• GIVEN RECORDS:
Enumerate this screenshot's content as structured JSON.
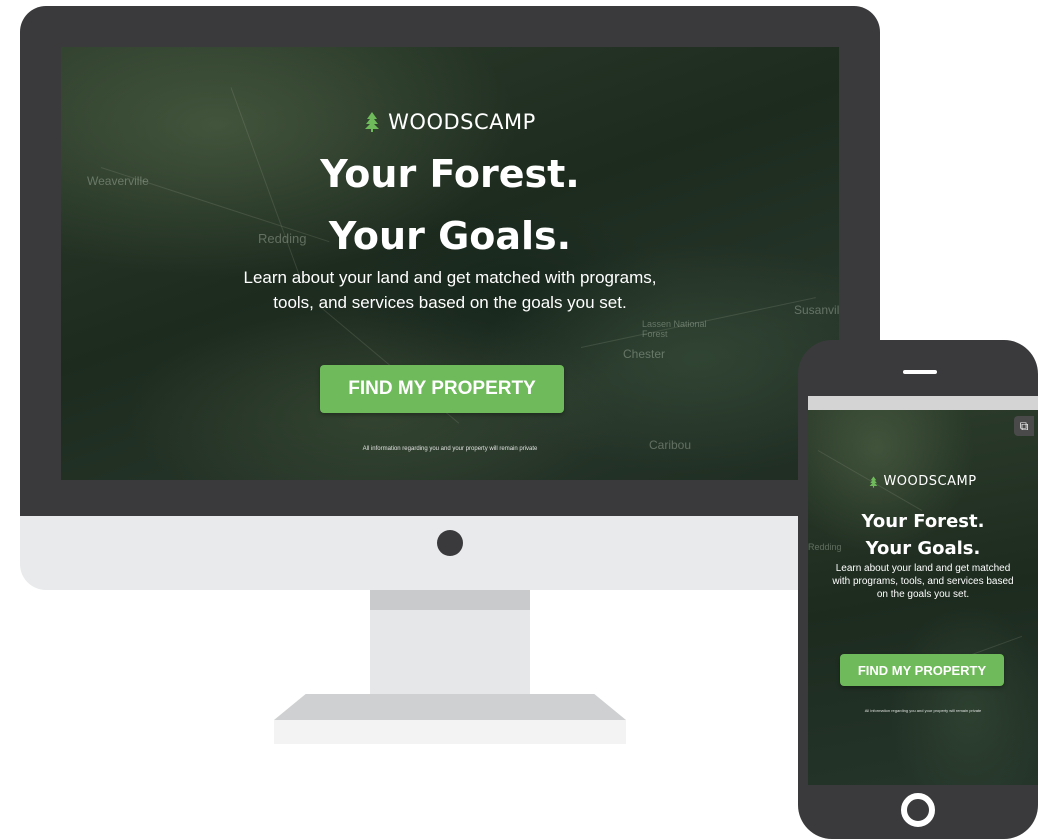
{
  "desktop": {
    "brand": "WOODSCAMP",
    "headline_line1": "Your Forest.",
    "headline_line2": "Your Goals.",
    "subtext_line1": "Learn about your land and get matched with programs,",
    "subtext_line2": "tools, and services based on the goals you set.",
    "cta_label": "FIND MY PROPERTY",
    "privacy_note": "All information regarding you and your property will remain private",
    "map_labels": {
      "weaverville": "Weaverville",
      "redding": "Redding",
      "chester": "Chester",
      "susanville": "Susanvil",
      "caribou": "Caribou",
      "lassen": "Lassen National Forest"
    }
  },
  "mobile": {
    "brand": "WOODSCAMP",
    "headline_line1": "Your Forest.",
    "headline_line2": "Your Goals.",
    "subtext": "Learn about your land and get matched with programs, tools, and services based on the goals you set.",
    "cta_label": "FIND MY PROPERTY",
    "privacy_note": "All information regarding you and your property will remain private",
    "map_labels": {
      "redding": "Redding"
    },
    "chat_badge_icon": "hubspot-sprocket-icon"
  },
  "colors": {
    "bezel": "#3a3a3c",
    "chin": "#e9eaeb",
    "cta_green": "#6fba5a",
    "forest_dark": "#1d2b1f"
  }
}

• YOUR GOAL: What you return should match the records above word for word, minus the pictures.

• TASK RESPONSE:
Enumerate this screenshot's content as structured JSON.
{
  "desktop": {
    "brand": "WOODSCAMP",
    "headline_line1": "Your Forest.",
    "headline_line2": "Your Goals.",
    "subtext_line1": "Learn about your land and get matched with programs,",
    "subtext_line2": "tools, and services based on the goals you set.",
    "cta_label": "FIND MY PROPERTY",
    "privacy_note": "All information regarding you and your property will remain private",
    "map_labels": {
      "weaverville": "Weaverville",
      "redding": "Redding",
      "chester": "Chester",
      "susanville": "Susanvil",
      "caribou": "Caribou",
      "lassen": "Lassen National Forest"
    }
  },
  "mobile": {
    "brand": "WOODSCAMP",
    "headline_line1": "Your Forest.",
    "headline_line2": "Your Goals.",
    "subtext": "Learn about your land and get matched with programs, tools, and services based on the goals you set.",
    "cta_label": "FIND MY PROPERTY",
    "privacy_note": "All information regarding you and your property will remain private",
    "map_labels": {
      "redding": "Redding"
    },
    "chat_badge_icon": "hubspot-sprocket-icon"
  },
  "colors": {
    "bezel": "#3a3a3c",
    "chin": "#e9eaeb",
    "cta_green": "#6fba5a",
    "forest_dark": "#1d2b1f"
  }
}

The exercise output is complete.